▸ **SET TASK**:
Reproduce all entries word for word.

────────

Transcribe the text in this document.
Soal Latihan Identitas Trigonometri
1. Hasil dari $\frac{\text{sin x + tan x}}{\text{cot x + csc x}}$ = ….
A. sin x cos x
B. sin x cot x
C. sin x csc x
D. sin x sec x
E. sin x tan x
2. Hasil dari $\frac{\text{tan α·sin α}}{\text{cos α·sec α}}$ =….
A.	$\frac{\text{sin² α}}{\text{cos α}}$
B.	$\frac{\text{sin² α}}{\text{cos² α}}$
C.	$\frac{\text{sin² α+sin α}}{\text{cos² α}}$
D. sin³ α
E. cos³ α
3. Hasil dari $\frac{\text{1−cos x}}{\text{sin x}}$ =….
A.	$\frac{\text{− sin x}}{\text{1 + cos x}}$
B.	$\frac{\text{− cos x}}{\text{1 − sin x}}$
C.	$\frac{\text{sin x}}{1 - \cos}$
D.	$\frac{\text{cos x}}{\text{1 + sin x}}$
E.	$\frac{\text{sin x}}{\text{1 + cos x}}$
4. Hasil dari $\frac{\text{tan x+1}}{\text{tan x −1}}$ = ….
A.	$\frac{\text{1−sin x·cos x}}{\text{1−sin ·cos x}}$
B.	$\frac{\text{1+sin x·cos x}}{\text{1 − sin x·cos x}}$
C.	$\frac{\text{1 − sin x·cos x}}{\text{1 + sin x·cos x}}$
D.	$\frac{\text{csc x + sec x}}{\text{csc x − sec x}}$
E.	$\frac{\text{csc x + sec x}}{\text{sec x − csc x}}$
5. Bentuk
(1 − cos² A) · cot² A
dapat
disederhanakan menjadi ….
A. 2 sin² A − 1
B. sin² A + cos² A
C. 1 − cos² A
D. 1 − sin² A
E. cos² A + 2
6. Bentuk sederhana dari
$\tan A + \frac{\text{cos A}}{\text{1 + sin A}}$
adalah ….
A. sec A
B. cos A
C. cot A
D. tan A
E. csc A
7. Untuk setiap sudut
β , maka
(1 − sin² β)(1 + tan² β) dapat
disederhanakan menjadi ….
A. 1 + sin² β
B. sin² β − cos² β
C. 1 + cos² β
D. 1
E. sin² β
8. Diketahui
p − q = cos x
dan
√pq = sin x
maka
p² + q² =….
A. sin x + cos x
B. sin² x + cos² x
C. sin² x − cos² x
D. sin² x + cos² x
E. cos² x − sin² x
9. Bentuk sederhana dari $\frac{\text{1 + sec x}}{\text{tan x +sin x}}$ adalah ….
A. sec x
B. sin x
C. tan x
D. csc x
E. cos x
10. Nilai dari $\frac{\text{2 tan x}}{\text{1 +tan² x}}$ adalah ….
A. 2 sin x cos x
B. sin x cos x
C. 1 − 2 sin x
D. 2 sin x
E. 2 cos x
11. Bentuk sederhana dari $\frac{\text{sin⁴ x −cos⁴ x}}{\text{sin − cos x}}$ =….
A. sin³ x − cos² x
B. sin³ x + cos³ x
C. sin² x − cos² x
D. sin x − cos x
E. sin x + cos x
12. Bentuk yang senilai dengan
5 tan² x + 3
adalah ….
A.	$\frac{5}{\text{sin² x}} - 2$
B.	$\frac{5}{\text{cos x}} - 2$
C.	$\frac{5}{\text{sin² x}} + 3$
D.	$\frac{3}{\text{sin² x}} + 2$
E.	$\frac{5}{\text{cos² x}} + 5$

────────

▸ **RESULT OF THE EXERCISE**:
Transcribe the text in this document.
Soal Latihan Identitas Trigonometri
1. Hasil dari $\frac{\text{sin x + tan x}}{\text{cot x + csc x}}$ = ….
A. sin x cos x
B. sin x cot x
C. sin x csc x
D. sin x sec x
E. sin x tan x
2. Hasil dari $\frac{\text{tan α·sin α}}{\text{cos α·sec α}}$ =….
A.	$\frac{\text{sin² α}}{\text{cos α}}$
B.	$\frac{\text{sin² α}}{\text{cos² α}}$
C.	$\frac{\text{sin² α+sin α}}{\text{cos² α}}$
D. sin³ α
E. cos³ α
3. Hasil dari $\frac{\text{1−cos x}}{\text{sin x}}$ =….
A.	$\frac{\text{− sin x}}{\text{1 + cos x}}$
B.	$\frac{\text{− cos x}}{\text{1 − sin x}}$
C.	$\frac{\text{sin x}}{1 - \cos}$
D.	$\frac{\text{cos x}}{\text{1 + sin x}}$
E.	$\frac{\text{sin x}}{\text{1 + cos x}}$
4. Hasil dari $\frac{\text{tan x+1}}{\text{tan x −1}}$ = ….
A.	$\frac{\text{1−sin x·cos x}}{\text{1−sin ·cos x}}$
B.	$\frac{\text{1+sin x·cos x}}{\text{1 − sin x·cos x}}$
C.	$\frac{\text{1 − sin x·cos x}}{\text{1 + sin x·cos x}}$
D.	$\frac{\text{csc x + sec x}}{\text{csc x − sec x}}$
E.	$\frac{\text{csc x + sec x}}{\text{sec x − csc x}}$
5. Bentuk
(1 − cos² A) · cot² A
dapat
disederhanakan menjadi ….
A. 2 sin² A − 1
B. sin² A + cos² A
C. 1 − cos² A
D. 1 − sin² A
E. cos² A + 2
6. Bentuk sederhana dari
$\tan A + \frac{\text{cos A}}{\text{1 + sin A}}$
adalah ….
A. sec A
B. cos A
C. cot A
D. tan A
E. csc A
7. Untuk setiap sudut
β , maka
(1 − sin² β)(1 + tan² β) dapat
disederhanakan menjadi ….
A. 1 + sin² β
B. sin² β − cos² β
C. 1 + cos² β
D. 1
E. sin² β
8. Diketahui
p − q = cos x
dan
√pq = sin x
maka
p² + q² =….
A. sin x + cos x
B. sin² x + cos² x
C. sin² x − cos² x
D. sin² x + cos² x
E. cos² x − sin² x
9. Bentuk sederhana dari $\frac{\text{1 + sec x}}{\text{tan x +sin x}}$ adalah ….
A. sec x
B. sin x
C. tan x
D. csc x
E. cos x
10. Nilai dari $\frac{\text{2 tan x}}{\text{1 +tan² x}}$ adalah ….
A. 2 sin x cos x
B. sin x cos x
C. 1 − 2 sin x
D. 2 sin x
E. 2 cos x
11. Bentuk sederhana dari $\frac{\text{sin⁴ x −cos⁴ x}}{\text{sin − cos x}}$ =….
A. sin³ x − cos² x
B. sin³ x + cos³ x
C. sin² x − cos² x
D. sin x − cos x
E. sin x + cos x
12. Bentuk yang senilai dengan
5 tan² x + 3
adalah ….
A.	$\frac{5}{\text{sin² x}} - 2$
B.	$\frac{5}{\text{cos x}} - 2$
C.	$\frac{5}{\text{sin² x}} + 3$
D.	$\frac{3}{\text{sin² x}} + 2$
E.	$\frac{5}{\text{cos² x}} + 5$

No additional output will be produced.